→ **Directive**
In the TSM Global post below, copy out everything from "TSM Global basically" down to "1.95 quoted price)." word for word.

━━━ Page text

TSM Global is a very low profile company but they have very respectable clients.
What a pity that Proton is not buying from them? A-hem! If the Japanese can buy and recognized their outstanding quality, delivery and service, why Proton is not buying from them, again may I ask?
Don't get cynical too fast, they invested RM 30 mln last year to expand their Tapah operations, which is very close to Proton City Tanjong Malim -- breaking into Proton finally??
TSM Global basically invested in several companies that are in wiring harness business for automotive industry. Their subsidiaries are J.K Wire Harness(60%) and J.K Sumi Wire Harness(60%) and a rather odd fit wholly owned TSM Wellness, basically a fitness company operating in Klang area. They invested about 15% interest in a company in China way back in 1993 -- Fujian J.K. Wiring Systems. They have got a very credible partner, Sumitomo, of which is a big Japanese multinational. This joint venture relationship has been forged since 1983.
It has a market capitalization of about RM 105 mln (54 mln shares @ $ 1.95 quoted price).
Their margins have been very stable despite of crazy Japanese Yen in the last year. Gross margin has been hanging around 23%, is okay for a manufacturing company. Though serving their customers in heavy industry, the company is not really in a capital intensive business, depreciation/revenue around 4% only. The issue with this company is they already own a substantial market share. I was not sure whether they are doing any business with Proton which has about 26% market share, top line growth is a concern here. It will be a stretch for revenue to go up to about 370 mln(from present 230-250 mln). Beyond that they must go for regional expansion.
Assuming they did grow to about 370 mln revenue, EPS is roughly about $ 0.53 (370 * 13% Net income * 60% goes to equity holders of parent)/54 mln shares. Typical PE multiple for manufacturing is about 6 - 7 times, so I will value the company between $ 3.18 to $ 3.71 / share.

━━━━━━
━━━ Available data

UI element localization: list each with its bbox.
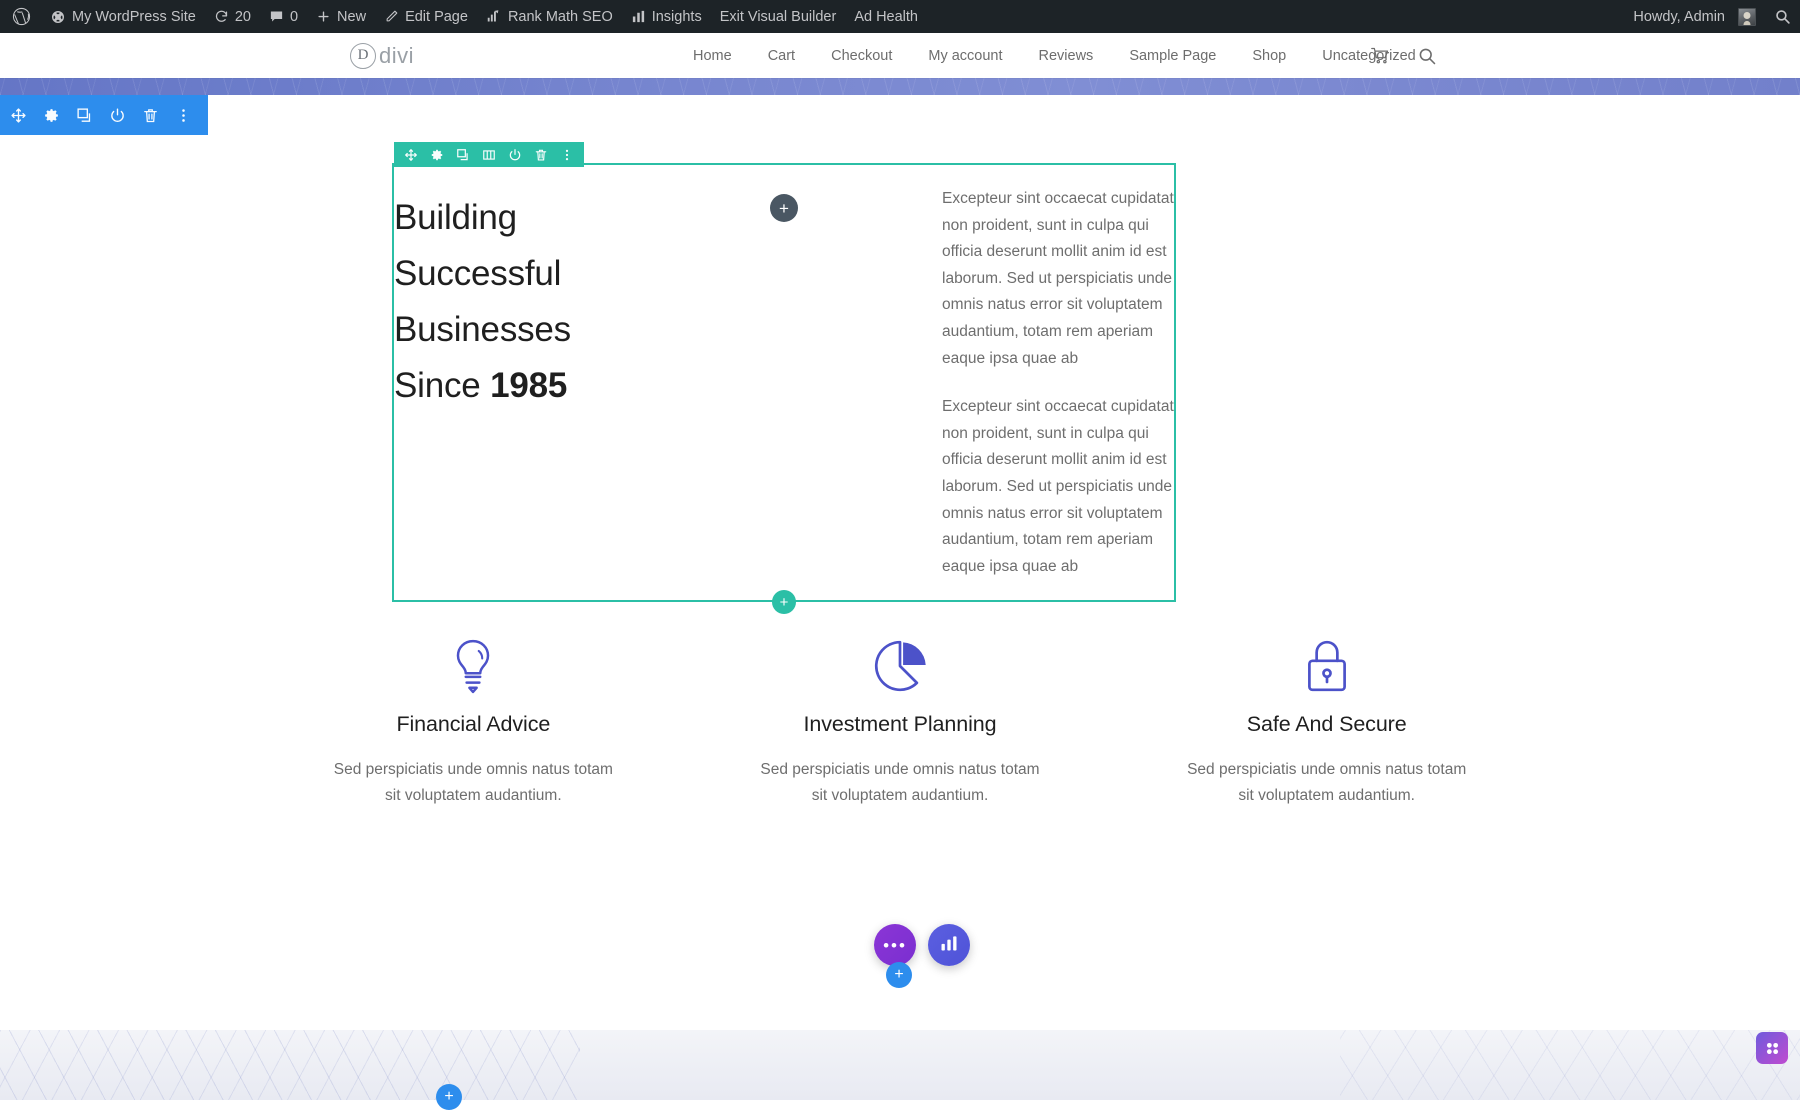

━━━━━━

→ **Exercise solution**
TSM Global basically invested in several companies that are in wiring harness business for automotive industry. Their subsidiaries are J.K Wire Harness(60%) and J.K Sumi Wire Harness(60%) and a rather odd fit wholly owned TSM Wellness, basically a fitness company operating in Klang area. They invested about 15% interest in a company in China way back in 1993 -- Fujian J.K. Wiring Systems. They have got a very credible partner, Sumitomo, of which is a big Japanese multinational. This joint venture relationship has been forged since 1983.
It has a market capitalization of about RM 105 mln (54 mln shares @ $ 1.95 quoted price).